## About this task
In the data that follows, every line containing the word "執行記錄" should be returned.

[Available data]

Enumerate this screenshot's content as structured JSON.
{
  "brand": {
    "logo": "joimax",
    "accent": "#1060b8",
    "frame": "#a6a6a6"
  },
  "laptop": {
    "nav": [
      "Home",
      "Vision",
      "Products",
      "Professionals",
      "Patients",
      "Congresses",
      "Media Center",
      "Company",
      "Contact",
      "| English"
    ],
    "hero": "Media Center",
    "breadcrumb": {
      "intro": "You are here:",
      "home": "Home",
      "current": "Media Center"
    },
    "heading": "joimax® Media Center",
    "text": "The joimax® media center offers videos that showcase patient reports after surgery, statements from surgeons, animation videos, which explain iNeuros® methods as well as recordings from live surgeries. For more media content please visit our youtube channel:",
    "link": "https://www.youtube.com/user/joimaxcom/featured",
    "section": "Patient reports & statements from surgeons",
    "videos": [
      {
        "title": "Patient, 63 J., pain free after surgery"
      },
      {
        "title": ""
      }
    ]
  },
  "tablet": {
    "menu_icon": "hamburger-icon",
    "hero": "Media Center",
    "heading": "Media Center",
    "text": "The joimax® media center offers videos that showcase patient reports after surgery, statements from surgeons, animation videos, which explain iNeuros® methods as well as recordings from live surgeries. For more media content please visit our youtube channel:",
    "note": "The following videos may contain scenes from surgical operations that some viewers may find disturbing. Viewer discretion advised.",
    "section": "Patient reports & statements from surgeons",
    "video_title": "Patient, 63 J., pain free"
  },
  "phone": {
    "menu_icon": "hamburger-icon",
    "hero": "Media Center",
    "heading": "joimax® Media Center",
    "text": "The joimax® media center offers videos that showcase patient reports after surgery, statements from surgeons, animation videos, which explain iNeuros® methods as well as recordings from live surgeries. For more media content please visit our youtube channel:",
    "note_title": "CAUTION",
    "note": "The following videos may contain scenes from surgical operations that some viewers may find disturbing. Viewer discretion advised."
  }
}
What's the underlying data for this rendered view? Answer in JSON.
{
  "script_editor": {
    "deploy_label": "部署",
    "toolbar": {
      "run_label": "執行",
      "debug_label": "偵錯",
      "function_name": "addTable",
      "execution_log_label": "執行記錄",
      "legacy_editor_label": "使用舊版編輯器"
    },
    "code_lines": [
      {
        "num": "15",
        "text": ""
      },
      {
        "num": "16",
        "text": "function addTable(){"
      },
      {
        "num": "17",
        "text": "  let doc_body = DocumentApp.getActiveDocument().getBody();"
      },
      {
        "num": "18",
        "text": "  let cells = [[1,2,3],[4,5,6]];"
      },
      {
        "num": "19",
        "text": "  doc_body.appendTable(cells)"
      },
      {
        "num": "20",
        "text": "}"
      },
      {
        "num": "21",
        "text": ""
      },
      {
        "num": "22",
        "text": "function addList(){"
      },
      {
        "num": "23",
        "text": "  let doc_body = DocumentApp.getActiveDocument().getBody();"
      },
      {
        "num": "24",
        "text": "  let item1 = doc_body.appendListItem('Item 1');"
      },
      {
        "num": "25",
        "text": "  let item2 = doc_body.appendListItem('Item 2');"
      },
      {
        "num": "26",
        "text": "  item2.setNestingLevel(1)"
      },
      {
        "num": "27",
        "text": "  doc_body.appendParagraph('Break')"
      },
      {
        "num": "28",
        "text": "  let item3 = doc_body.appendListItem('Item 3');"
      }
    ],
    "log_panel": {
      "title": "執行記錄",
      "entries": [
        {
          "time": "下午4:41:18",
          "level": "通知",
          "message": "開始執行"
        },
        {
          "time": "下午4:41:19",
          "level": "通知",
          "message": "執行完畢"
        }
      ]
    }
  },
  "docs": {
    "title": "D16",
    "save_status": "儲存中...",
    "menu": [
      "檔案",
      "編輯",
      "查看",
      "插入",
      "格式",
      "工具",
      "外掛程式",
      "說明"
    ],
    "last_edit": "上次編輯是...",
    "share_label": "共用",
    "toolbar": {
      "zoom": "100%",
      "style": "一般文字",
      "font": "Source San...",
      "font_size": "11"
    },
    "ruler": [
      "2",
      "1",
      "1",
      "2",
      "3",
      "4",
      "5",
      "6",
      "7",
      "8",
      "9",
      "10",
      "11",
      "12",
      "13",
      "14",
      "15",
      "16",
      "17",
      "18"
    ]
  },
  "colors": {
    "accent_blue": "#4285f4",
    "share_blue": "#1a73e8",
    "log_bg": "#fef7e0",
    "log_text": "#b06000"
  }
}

[/Available data]

## Exercise output
      "execution_log_label": "執行記錄",
      "title": "執行記錄",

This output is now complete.